#### Task goal
Make an exact copy of each entry, leaving out every picture.

(Collected data)
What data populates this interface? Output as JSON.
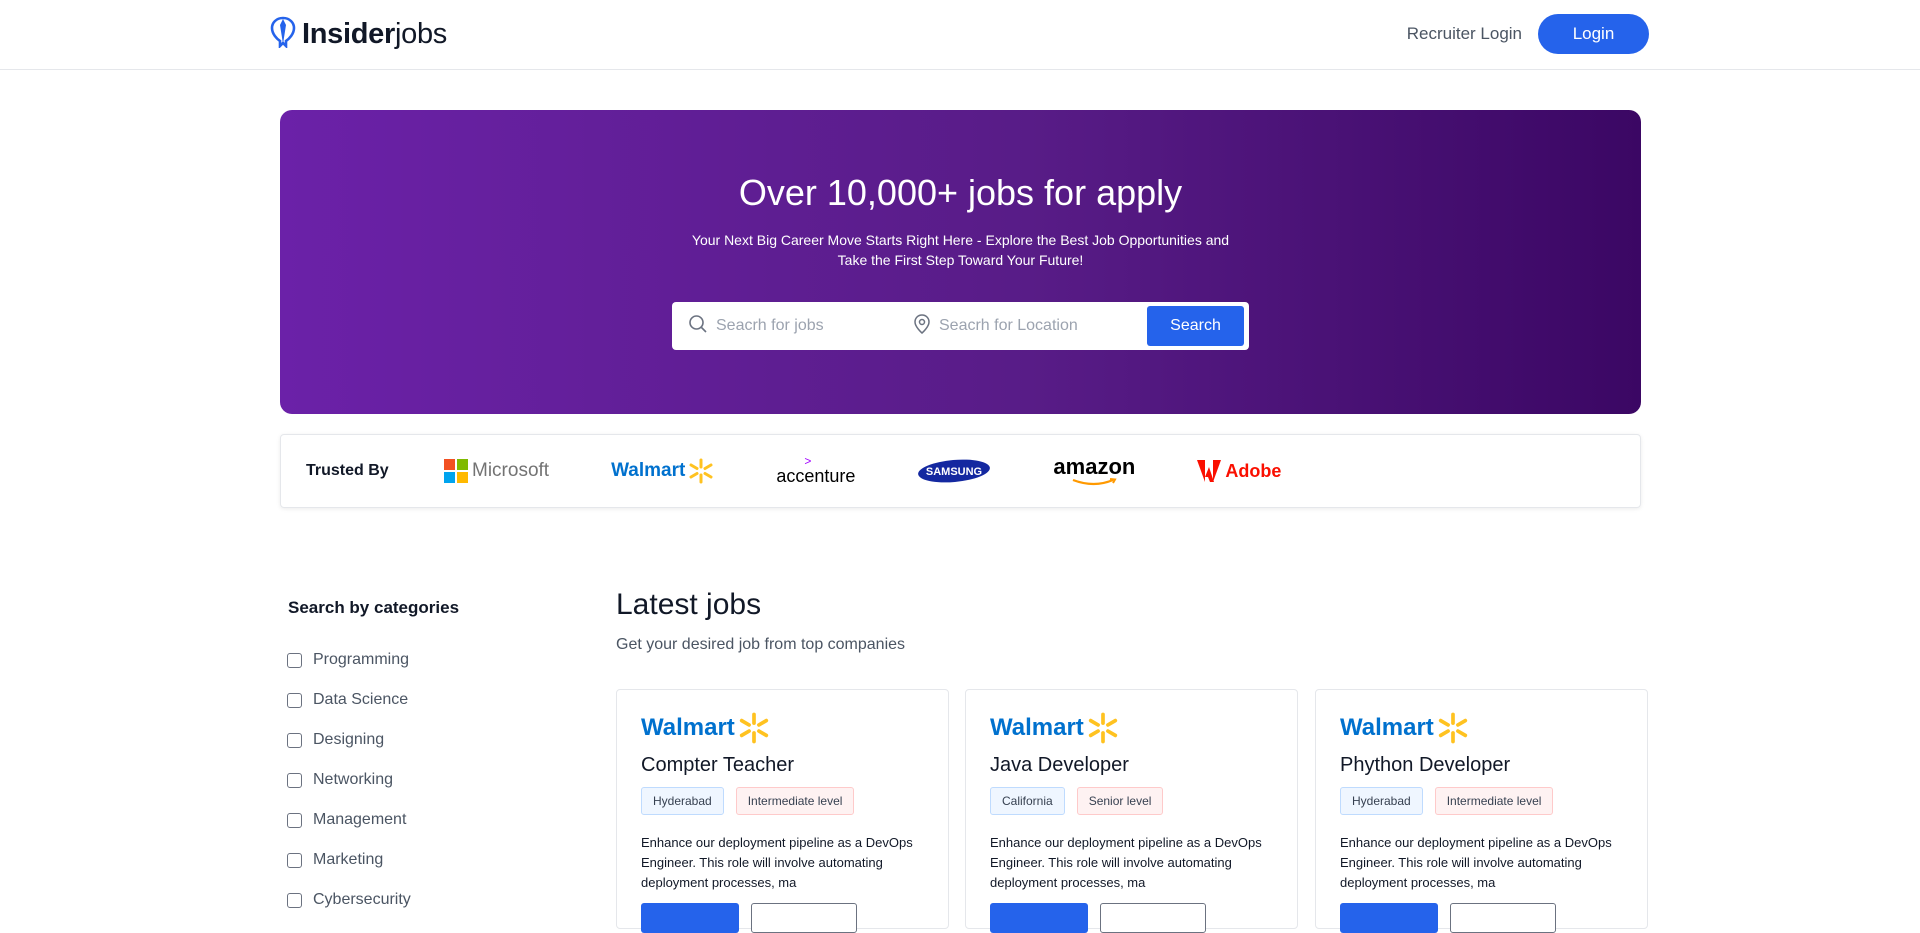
{
  "navbar": {
    "logo_bold": "Insider",
    "logo_light": "jobs",
    "recruiter_login": "Recruiter Login",
    "login": "Login"
  },
  "hero": {
    "title": "Over 10,000+ jobs for apply",
    "subtitle": "Your Next Big Career Move Starts Right Here - Explore the Best Job Opportunities and Take the First Step Toward Your Future!",
    "search_jobs_placeholder": "Seacrh for jobs",
    "search_location_placeholder": "Seacrh for Location",
    "search_button": "Search"
  },
  "trusted": {
    "label": "Trusted By",
    "brands": [
      "Microsoft",
      "Walmart",
      "accenture",
      "SAMSUNG",
      "amazon",
      "Adobe"
    ]
  },
  "categories": {
    "title": "Search by categories",
    "items": [
      "Programming",
      "Data Science",
      "Designing",
      "Networking",
      "Management",
      "Marketing",
      "Cybersecurity"
    ]
  },
  "latest": {
    "title": "Latest jobs",
    "subtitle": "Get your desired job from top companies",
    "jobs": [
      {
        "company": "Walmart",
        "title": "Compter Teacher",
        "location": "Hyderabad",
        "level": "Intermediate level",
        "description": "Enhance our deployment pipeline as a DevOps Engineer. This role will involve automating deployment processes, ma"
      },
      {
        "company": "Walmart",
        "title": "Java Developer",
        "location": "California",
        "level": "Senior level",
        "description": "Enhance our deployment pipeline as a DevOps Engineer. This role will involve automating deployment processes, ma"
      },
      {
        "company": "Walmart",
        "title": "Phython Developer",
        "location": "Hyderabad",
        "level": "Intermediate level",
        "description": "Enhance our deployment pipeline as a DevOps Engineer. This role will involve automating deployment processes, ma"
      }
    ]
  },
  "colors": {
    "primary": "#2563eb",
    "hero_start": "#6b21a8",
    "hero_end": "#3b0764",
    "walmart_blue": "#0071ce",
    "walmart_yellow": "#ffc220",
    "adobe_red": "#fa0f00"
  }
}
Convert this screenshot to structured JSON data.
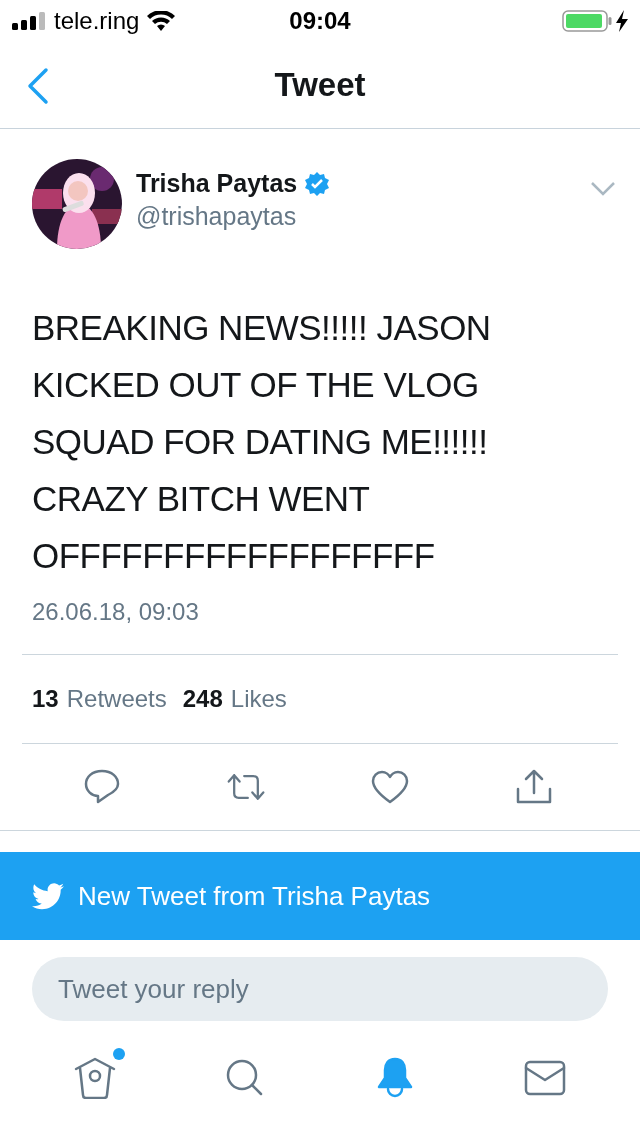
{
  "status_bar": {
    "carrier": "tele.ring",
    "time": "09:04",
    "charging": true
  },
  "nav": {
    "title": "Tweet"
  },
  "tweet": {
    "author": "Trisha Paytas",
    "verified": true,
    "handle": "@trishapaytas",
    "text": "BREAKING NEWS!!!!! JASON KICKED OUT OF THE VLOG SQUAD FOR DATING ME!!!!!! CRAZY BITCH WENT OFFFFFFFFFFFFFFFFFF",
    "timestamp": "26.06.18, 09:03",
    "stats": [
      {
        "count": "13",
        "label": "Retweets"
      },
      {
        "count": "248",
        "label": "Likes"
      }
    ],
    "actions": [
      {
        "kind": "reply"
      },
      {
        "kind": "retweet"
      },
      {
        "kind": "like"
      },
      {
        "kind": "share"
      }
    ]
  },
  "banner": {
    "text": "New Tweet from Trisha Paytas"
  },
  "reply": {
    "placeholder": "Tweet your reply"
  },
  "tab_bar": [
    {
      "kind": "home",
      "selected": false,
      "badge": true
    },
    {
      "kind": "search",
      "selected": false,
      "badge": false
    },
    {
      "kind": "notifications",
      "selected": true,
      "badge": false
    },
    {
      "kind": "messages",
      "selected": false,
      "badge": false
    }
  ]
}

#### Written answer
What data populates this interface? Output as JSON.
{
  "navbar": {
    "logo_bold": "Insider",
    "logo_light": "jobs",
    "recruiter_login": "Recruiter Login",
    "login": "Login"
  },
  "hero": {
    "title": "Over 10,000+ jobs for apply",
    "subtitle": "Your Next Big Career Move Starts Right Here - Explore the Best Job Opportunities and Take the First Step Toward Your Future!",
    "search_jobs_placeholder": "Seacrh for jobs",
    "search_location_placeholder": "Seacrh for Location",
    "search_button": "Search"
  },
  "trusted": {
    "label": "Trusted By",
    "brands": [
      "Microsoft",
      "Walmart",
      "accenture",
      "SAMSUNG",
      "amazon",
      "Adobe"
    ]
  },
  "categories": {
    "title": "Search by categories",
    "items": [
      "Programming",
      "Data Science",
      "Designing",
      "Networking",
      "Management",
      "Marketing",
      "Cybersecurity"
    ]
  },
  "latest": {
    "title": "Latest jobs",
    "subtitle": "Get your desired job from top companies",
    "jobs": [
      {
        "company": "Walmart",
        "title": "Compter Teacher",
        "location": "Hyderabad",
        "level": "Intermediate level",
        "description": "Enhance our deployment pipeline as a DevOps Engineer. This role will involve automating deployment processes, ma"
      },
      {
        "company": "Walmart",
        "title": "Java Developer",
        "location": "California",
        "level": "Senior level",
        "description": "Enhance our deployment pipeline as a DevOps Engineer. This role will involve automating deployment processes, ma"
      },
      {
        "company": "Walmart",
        "title": "Phython Developer",
        "location": "Hyderabad",
        "level": "Intermediate level",
        "description": "Enhance our deployment pipeline as a DevOps Engineer. This role will involve automating deployment processes, ma"
      }
    ]
  },
  "colors": {
    "primary": "#2563eb",
    "hero_start": "#6b21a8",
    "hero_end": "#3b0764",
    "walmart_blue": "#0071ce",
    "walmart_yellow": "#ffc220",
    "adobe_red": "#fa0f00"
  }
}
Convert this screenshot to structured JSON data.
{
  "status_bar": {
    "carrier": "tele.ring",
    "time": "09:04",
    "charging": true
  },
  "nav": {
    "title": "Tweet"
  },
  "tweet": {
    "author": "Trisha Paytas",
    "verified": true,
    "handle": "@trishapaytas",
    "text": "BREAKING NEWS!!!!! JASON KICKED OUT OF THE VLOG SQUAD FOR DATING ME!!!!!! CRAZY BITCH WENT OFFFFFFFFFFFFFFFFFF",
    "timestamp": "26.06.18, 09:03",
    "stats": [
      {
        "count": "13",
        "label": "Retweets"
      },
      {
        "count": "248",
        "label": "Likes"
      }
    ],
    "actions": [
      {
        "kind": "reply"
      },
      {
        "kind": "retweet"
      },
      {
        "kind": "like"
      },
      {
        "kind": "share"
      }
    ]
  },
  "banner": {
    "text": "New Tweet from Trisha Paytas"
  },
  "reply": {
    "placeholder": "Tweet your reply"
  },
  "tab_bar": [
    {
      "kind": "home",
      "selected": false,
      "badge": true
    },
    {
      "kind": "search",
      "selected": false,
      "badge": false
    },
    {
      "kind": "notifications",
      "selected": true,
      "badge": false
    },
    {
      "kind": "messages",
      "selected": false,
      "badge": false
    }
  ]
}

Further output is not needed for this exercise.